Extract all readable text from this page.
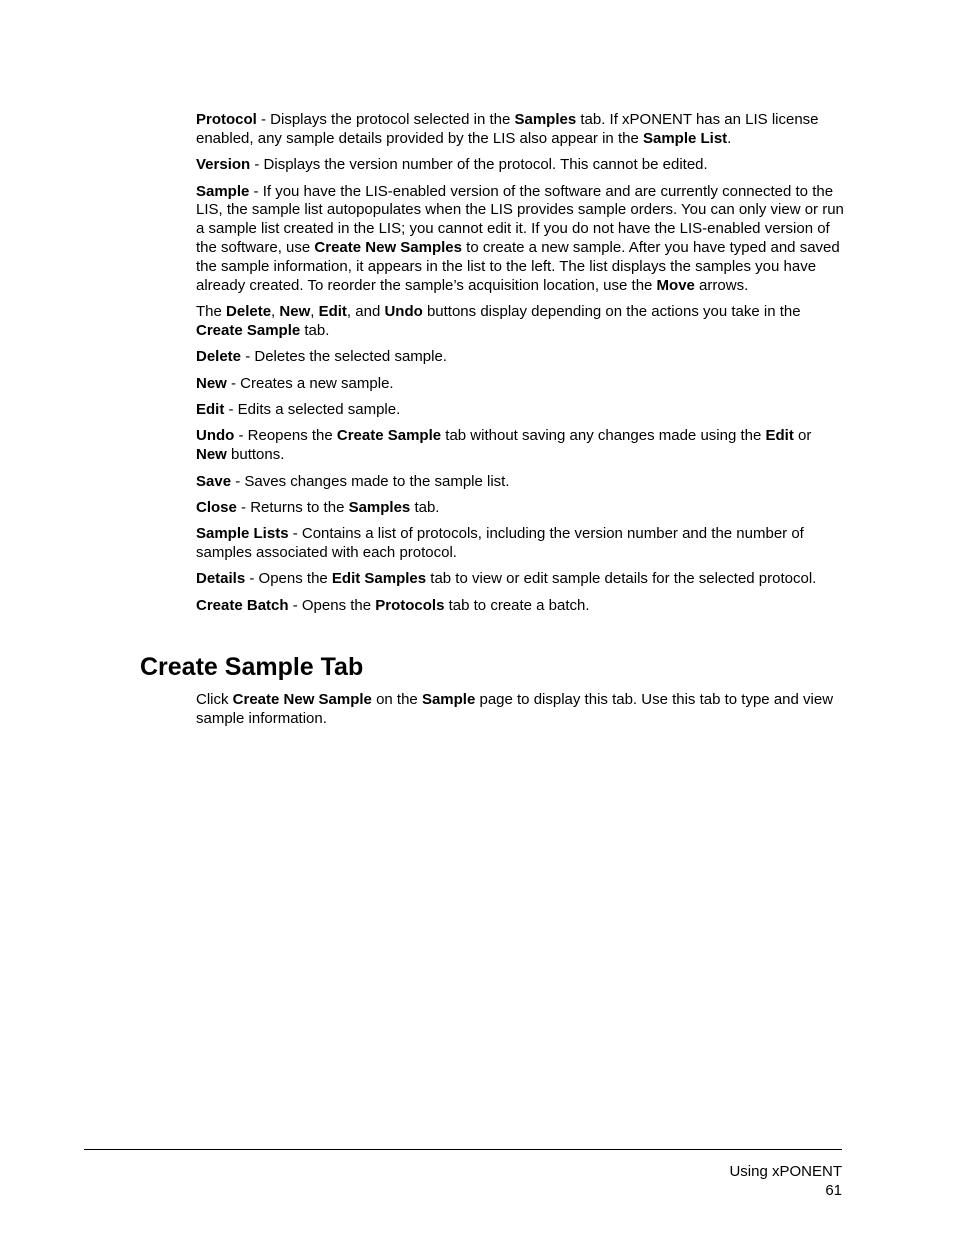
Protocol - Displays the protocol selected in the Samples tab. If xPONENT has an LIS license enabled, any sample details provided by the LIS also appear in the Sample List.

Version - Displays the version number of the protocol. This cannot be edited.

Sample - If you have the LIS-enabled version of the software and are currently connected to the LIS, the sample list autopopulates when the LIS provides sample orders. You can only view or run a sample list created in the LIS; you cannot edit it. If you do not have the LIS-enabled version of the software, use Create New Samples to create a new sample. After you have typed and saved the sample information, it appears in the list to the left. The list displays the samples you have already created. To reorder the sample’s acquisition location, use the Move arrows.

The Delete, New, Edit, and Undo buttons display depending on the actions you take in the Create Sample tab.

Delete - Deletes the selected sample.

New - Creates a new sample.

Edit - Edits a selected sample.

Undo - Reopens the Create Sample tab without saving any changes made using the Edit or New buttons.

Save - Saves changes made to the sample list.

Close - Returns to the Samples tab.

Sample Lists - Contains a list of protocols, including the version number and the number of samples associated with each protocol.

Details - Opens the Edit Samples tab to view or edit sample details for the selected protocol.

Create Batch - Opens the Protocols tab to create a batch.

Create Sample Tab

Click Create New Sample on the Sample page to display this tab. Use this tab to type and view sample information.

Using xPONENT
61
+ + + +
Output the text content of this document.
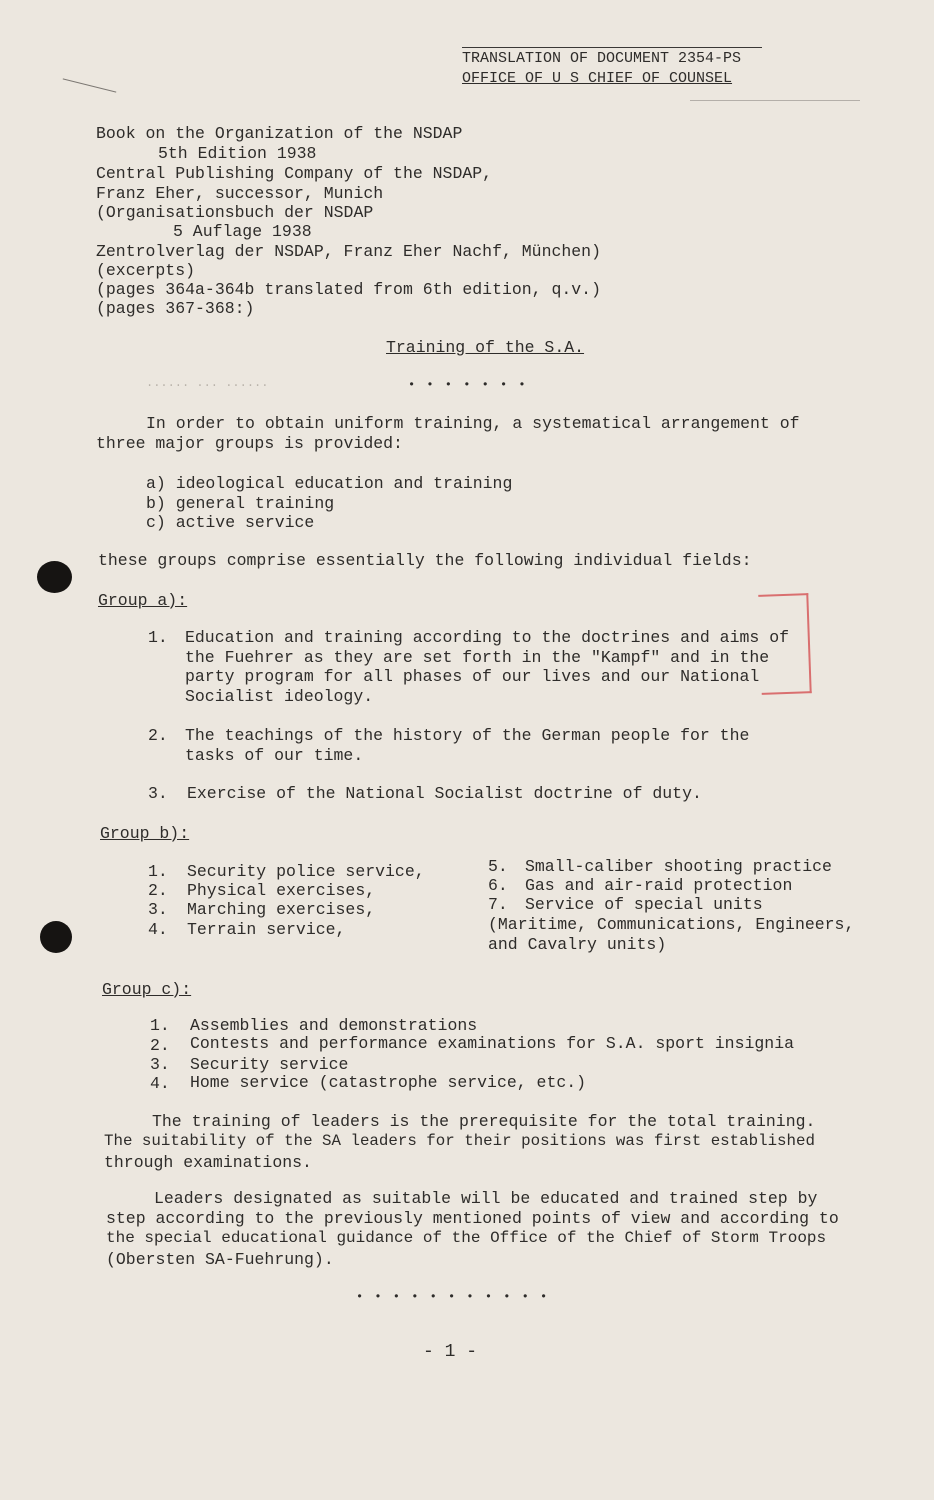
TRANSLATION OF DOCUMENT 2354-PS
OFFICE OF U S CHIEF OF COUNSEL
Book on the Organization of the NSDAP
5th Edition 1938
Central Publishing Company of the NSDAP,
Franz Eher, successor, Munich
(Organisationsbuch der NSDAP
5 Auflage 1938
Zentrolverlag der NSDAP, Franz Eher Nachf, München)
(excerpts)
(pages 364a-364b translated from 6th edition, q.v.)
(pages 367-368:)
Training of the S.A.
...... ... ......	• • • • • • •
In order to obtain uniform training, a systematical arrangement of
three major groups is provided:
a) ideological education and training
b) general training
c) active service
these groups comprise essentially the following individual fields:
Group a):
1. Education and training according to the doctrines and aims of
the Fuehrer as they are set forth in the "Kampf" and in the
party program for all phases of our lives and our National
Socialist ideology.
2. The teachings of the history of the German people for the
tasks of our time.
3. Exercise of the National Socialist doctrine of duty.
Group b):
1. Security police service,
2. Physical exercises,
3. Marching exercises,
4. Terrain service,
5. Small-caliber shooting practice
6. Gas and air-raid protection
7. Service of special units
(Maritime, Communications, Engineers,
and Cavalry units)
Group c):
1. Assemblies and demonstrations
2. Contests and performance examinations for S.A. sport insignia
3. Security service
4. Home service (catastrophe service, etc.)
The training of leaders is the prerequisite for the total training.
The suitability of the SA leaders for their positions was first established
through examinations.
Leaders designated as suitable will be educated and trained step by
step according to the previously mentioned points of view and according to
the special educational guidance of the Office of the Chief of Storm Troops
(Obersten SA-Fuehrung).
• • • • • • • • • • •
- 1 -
+ + + +
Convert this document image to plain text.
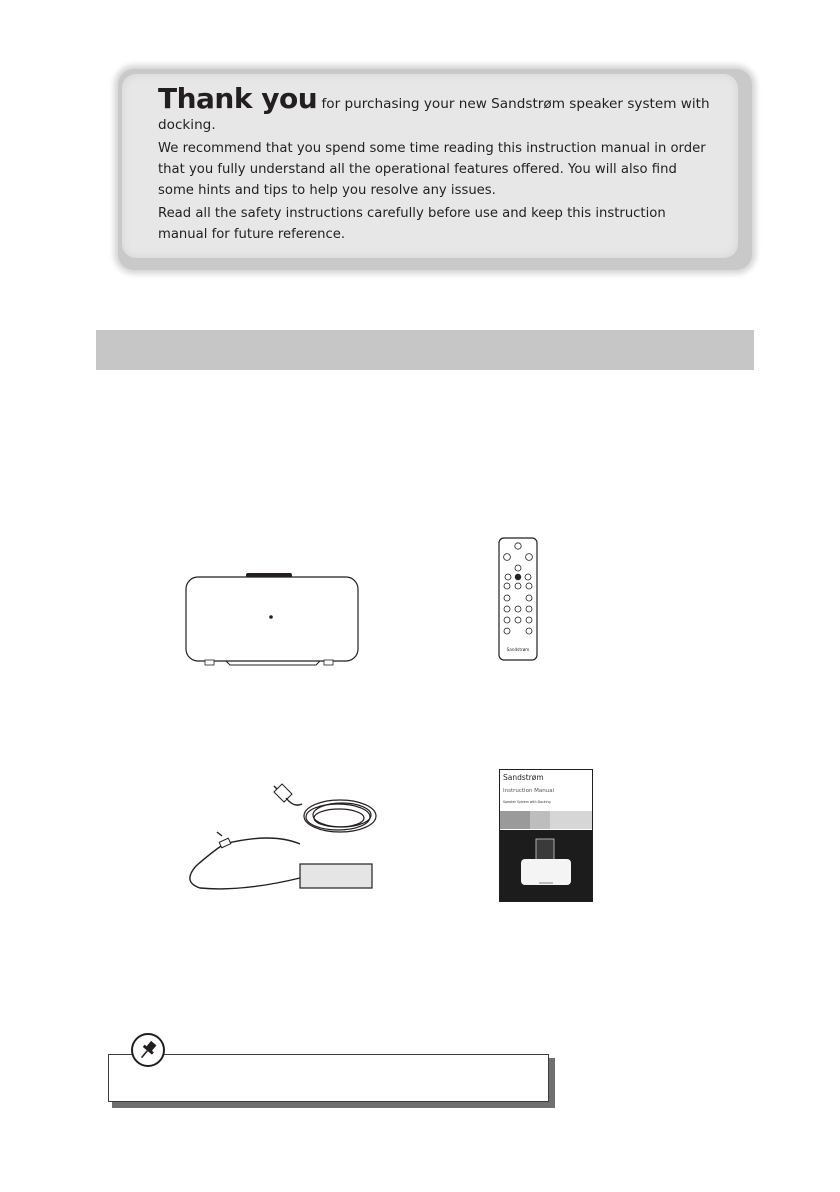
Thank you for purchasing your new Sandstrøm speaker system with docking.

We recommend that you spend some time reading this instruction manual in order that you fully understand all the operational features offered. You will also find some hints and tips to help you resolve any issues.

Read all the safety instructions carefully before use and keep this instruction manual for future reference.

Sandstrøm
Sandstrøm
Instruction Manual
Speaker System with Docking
+ + + +
## Your task
Every line of the listing that holds "Security" should be found and copied.

## Solution to this task
1. Security police service,
3. Security service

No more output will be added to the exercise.